* _TASK DESCRIPTION_: Give the number of lines in the data that contain "Drinks", and nothing more.

* _PROVIDED RECORDS_:
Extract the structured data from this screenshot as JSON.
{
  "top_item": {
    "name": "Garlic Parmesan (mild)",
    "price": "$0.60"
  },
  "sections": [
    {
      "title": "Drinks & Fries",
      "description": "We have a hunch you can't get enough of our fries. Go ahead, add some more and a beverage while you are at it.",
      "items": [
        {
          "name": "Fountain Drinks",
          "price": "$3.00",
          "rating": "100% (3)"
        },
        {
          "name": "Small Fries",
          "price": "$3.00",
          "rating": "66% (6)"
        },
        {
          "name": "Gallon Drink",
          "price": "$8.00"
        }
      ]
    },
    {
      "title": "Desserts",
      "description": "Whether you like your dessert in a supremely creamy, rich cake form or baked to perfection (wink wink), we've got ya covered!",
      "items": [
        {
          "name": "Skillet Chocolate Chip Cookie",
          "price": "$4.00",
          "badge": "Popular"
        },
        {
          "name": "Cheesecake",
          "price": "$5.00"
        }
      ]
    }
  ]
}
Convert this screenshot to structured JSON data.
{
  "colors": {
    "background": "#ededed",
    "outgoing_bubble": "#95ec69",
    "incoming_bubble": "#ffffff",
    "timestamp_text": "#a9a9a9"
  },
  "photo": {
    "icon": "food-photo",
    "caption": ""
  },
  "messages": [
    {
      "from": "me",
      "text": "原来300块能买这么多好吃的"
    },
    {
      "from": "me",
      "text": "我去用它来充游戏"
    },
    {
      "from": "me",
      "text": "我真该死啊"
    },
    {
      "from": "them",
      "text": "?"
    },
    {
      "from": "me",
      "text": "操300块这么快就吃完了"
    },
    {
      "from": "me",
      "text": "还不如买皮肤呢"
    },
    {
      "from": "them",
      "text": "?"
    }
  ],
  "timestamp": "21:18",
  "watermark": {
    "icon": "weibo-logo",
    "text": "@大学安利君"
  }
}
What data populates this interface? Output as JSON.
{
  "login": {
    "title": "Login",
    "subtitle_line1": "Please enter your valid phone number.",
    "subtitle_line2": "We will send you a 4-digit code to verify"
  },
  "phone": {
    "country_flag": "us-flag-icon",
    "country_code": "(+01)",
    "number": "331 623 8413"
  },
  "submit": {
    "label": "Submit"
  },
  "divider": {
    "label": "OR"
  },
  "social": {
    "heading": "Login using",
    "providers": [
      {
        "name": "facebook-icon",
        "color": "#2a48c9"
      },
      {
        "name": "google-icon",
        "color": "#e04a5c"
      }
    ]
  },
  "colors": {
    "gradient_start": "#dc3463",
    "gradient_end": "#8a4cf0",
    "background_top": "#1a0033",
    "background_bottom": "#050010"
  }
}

* _WORKED ANSWER_: 2